● Extrait source
Politique culturelle

Cui bono ?

La politique culturelle luxembourgeoise est-elle un village Potemkin ?
Foto: Martin Linster
d'Lëtzebuerger Land vom 07.07.2017

Jo Kox Ancien directeur administratif du Casino Luxembourg – Forum d’art contemporain, président (bénévole) du Fonds culturel national depuis 2012, il s’est établi à son compte sous le titre de « consultant en ingénierie touristique et culturelle » avec sa société Kox Consulting en mai 2016. En été 2016, il a été chargé par Xavier Bettel et Guy Arendt du suivi des Assises culturelles, qui ont eu lieu les 1er et 2 juillet de cette année-là au Grand Théâtre. 200 000 euros ont été inscrits dans le budget d’État pour 2017, argent qui a été utilisé pour l’organisation des « ateliers du jeudi », sorte de thérapies de groupe thématiques, et pour financer le salaire de l’expert.

● Entrées fournies
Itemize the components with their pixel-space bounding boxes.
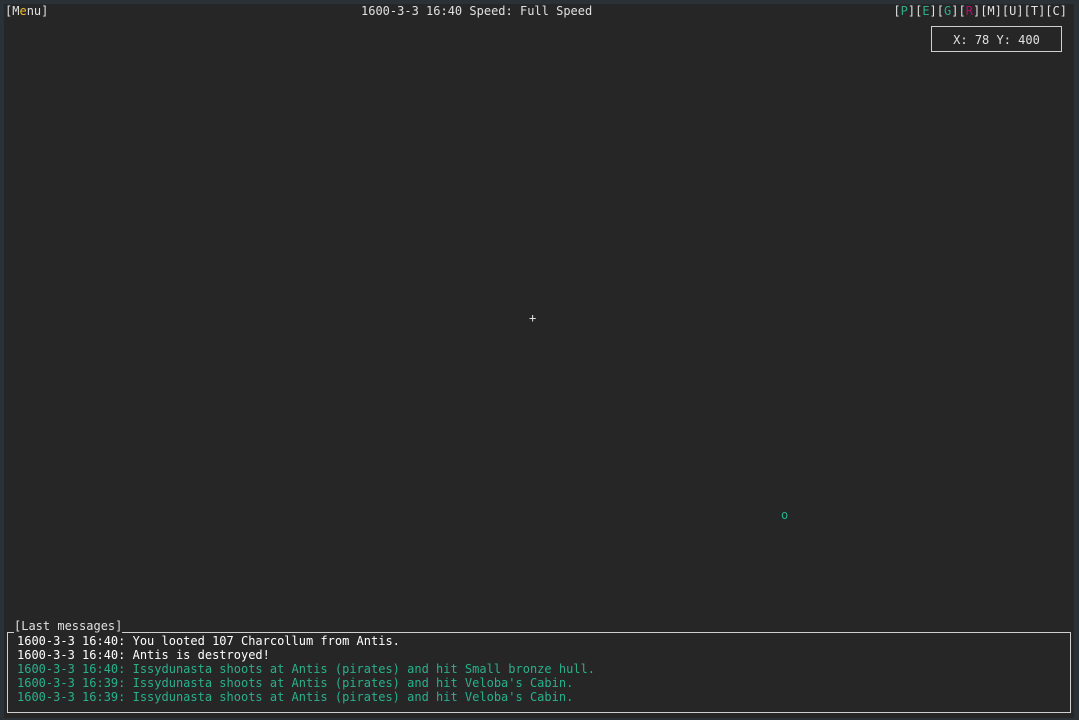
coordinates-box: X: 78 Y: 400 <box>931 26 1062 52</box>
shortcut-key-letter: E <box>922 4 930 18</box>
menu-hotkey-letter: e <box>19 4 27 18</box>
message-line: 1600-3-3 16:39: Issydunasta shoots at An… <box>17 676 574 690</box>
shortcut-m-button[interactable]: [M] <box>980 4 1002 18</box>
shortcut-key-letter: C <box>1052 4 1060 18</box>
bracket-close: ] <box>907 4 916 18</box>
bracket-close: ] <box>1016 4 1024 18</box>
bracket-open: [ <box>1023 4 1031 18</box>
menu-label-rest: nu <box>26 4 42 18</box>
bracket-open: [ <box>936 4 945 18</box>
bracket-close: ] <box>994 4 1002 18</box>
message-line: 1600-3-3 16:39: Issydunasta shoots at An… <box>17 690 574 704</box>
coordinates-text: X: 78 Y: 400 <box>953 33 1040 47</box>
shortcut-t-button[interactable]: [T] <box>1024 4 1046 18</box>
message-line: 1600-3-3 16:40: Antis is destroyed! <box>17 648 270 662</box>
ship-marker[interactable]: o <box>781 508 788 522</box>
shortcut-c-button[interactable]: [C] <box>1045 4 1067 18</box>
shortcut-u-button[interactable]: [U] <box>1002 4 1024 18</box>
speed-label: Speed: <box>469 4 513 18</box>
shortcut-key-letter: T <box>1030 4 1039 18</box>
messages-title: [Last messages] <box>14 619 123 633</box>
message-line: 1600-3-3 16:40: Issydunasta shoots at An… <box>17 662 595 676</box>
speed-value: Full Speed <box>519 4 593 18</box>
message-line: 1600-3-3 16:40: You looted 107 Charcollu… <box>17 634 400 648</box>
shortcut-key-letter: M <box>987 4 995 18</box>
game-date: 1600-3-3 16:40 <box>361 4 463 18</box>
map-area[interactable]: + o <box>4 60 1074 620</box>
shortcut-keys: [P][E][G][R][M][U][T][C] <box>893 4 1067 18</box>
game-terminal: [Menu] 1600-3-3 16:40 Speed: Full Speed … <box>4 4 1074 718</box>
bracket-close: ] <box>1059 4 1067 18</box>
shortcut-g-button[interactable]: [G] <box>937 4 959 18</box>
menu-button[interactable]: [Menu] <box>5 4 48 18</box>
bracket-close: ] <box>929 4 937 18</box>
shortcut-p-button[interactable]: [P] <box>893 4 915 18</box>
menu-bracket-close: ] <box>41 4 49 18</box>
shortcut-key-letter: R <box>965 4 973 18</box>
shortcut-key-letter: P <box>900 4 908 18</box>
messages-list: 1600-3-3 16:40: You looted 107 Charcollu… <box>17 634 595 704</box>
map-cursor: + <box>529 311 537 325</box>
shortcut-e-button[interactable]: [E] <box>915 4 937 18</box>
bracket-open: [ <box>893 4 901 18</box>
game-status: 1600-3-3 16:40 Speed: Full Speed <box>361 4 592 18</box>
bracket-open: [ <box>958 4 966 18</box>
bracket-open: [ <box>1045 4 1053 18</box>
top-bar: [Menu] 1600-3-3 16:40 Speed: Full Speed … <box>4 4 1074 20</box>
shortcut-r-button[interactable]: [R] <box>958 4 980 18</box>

● Consigne
Recopiez sans rien changer le passage de l'extrait source qui va de « Jo Kox Ancien » à « salaire de l’expert. ».

● Réponse
Jo Kox Ancien directeur administratif du Casino Luxembourg – Forum d’art contemporain, président (bénévole) du Fonds culturel national depuis 2012, il s’est établi à son compte sous le titre de « consultant en ingénierie touristique et culturelle » avec sa société Kox Consulting en mai 2016. En été 2016, il a été chargé par Xavier Bettel et Guy Arendt du suivi des Assises culturelles, qui ont eu lieu les 1er et 2 juillet de cette année-là au Grand Théâtre. 200 000 euros ont été inscrits dans le budget d’État pour 2017, argent qui a été utilisé pour l’organisation des « ateliers du jeudi », sorte de thérapies de groupe thématiques, et pour financer le salaire de l’expert.